[What is being asked]:
Leaving the pictures aside, transcribe every line below exactly.

◆ ◆ ◆ ◆ ◆ ◆ ◆

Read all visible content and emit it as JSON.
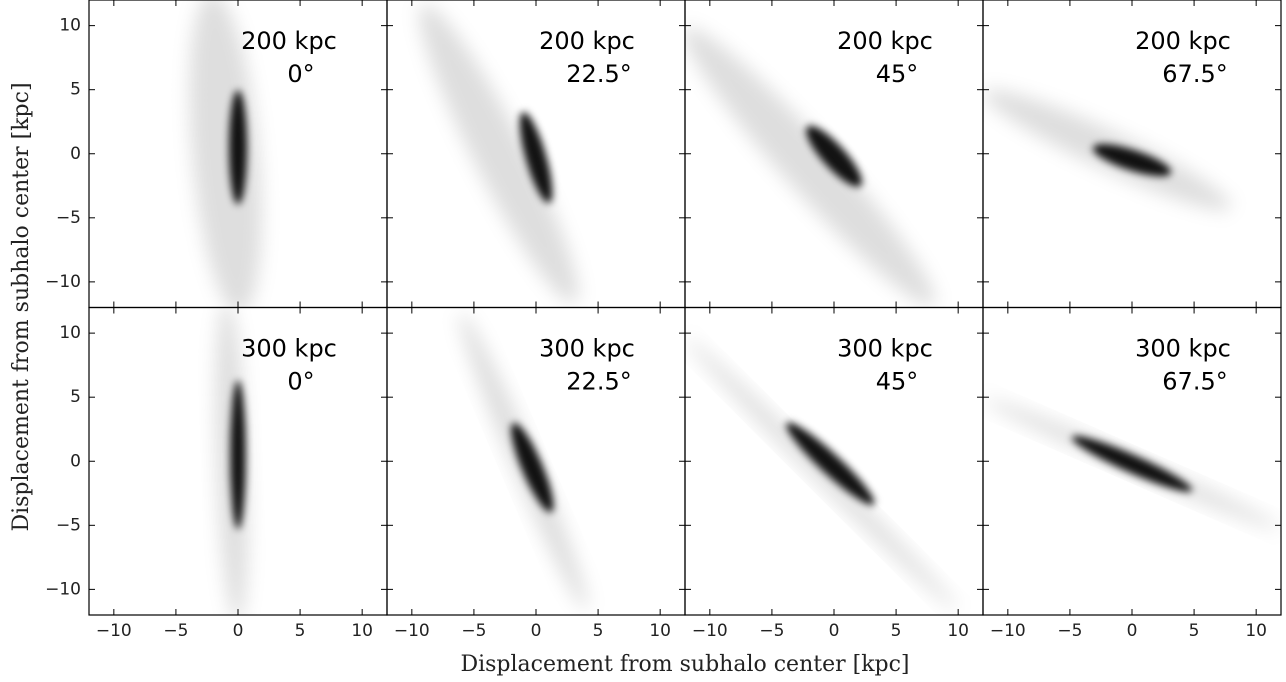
{
  "chart_data": {
    "type": "density",
    "xlabel": "Displacement from subhalo center [kpc]",
    "ylabel": "Displacement from subhalo center [kpc]",
    "xlim": [
      -12,
      12
    ],
    "ylim": [
      -12,
      12
    ],
    "xticks": [
      {
        "value": -10,
        "label": "−10"
      },
      {
        "value": -5,
        "label": "−5"
      },
      0,
      5,
      10
    ],
    "yticks": [
      {
        "value": -10,
        "label": "−10"
      },
      {
        "value": -5,
        "label": "−5"
      },
      0,
      5,
      10
    ],
    "color": "#000000",
    "panels": [
      {
        "distance": "200 kpc",
        "angle": "0°"
      },
      {
        "distance": "200 kpc",
        "angle": "22.5°"
      },
      {
        "distance": "200 kpc",
        "angle": "45°"
      },
      {
        "distance": "200 kpc",
        "angle": "67.5°"
      },
      {
        "distance": "300 kpc",
        "angle": "0°"
      },
      {
        "distance": "300 kpc",
        "angle": "22.5°"
      },
      {
        "distance": "300 kpc",
        "angle": "45°"
      },
      {
        "distance": "300 kpc",
        "angle": "67.5°"
      }
    ]
  }
}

◆ ◆ ◆ ◆ ◆ ◆ ◆

[The answer]:
Read all visible content and emit it as JSON.
{
  "chart_data": {
    "type": "density",
    "xlabel": "Displacement from subhalo center [kpc]",
    "ylabel": "Displacement from subhalo center [kpc]",
    "xlim": [
      -12,
      12
    ],
    "ylim": [
      -12,
      12
    ],
    "xticks": [
      {
        "value": -10,
        "label": "−10"
      },
      {
        "value": -5,
        "label": "−5"
      },
      0,
      5,
      10
    ],
    "yticks": [
      {
        "value": -10,
        "label": "−10"
      },
      {
        "value": -5,
        "label": "−5"
      },
      0,
      5,
      10
    ],
    "color": "#000000",
    "panels": [
      {
        "distance": "200 kpc",
        "angle": "0°"
      },
      {
        "distance": "200 kpc",
        "angle": "22.5°"
      },
      {
        "distance": "200 kpc",
        "angle": "45°"
      },
      {
        "distance": "200 kpc",
        "angle": "67.5°"
      },
      {
        "distance": "300 kpc",
        "angle": "0°"
      },
      {
        "distance": "300 kpc",
        "angle": "22.5°"
      },
      {
        "distance": "300 kpc",
        "angle": "45°"
      },
      {
        "distance": "300 kpc",
        "angle": "67.5°"
      }
    ]
  }
}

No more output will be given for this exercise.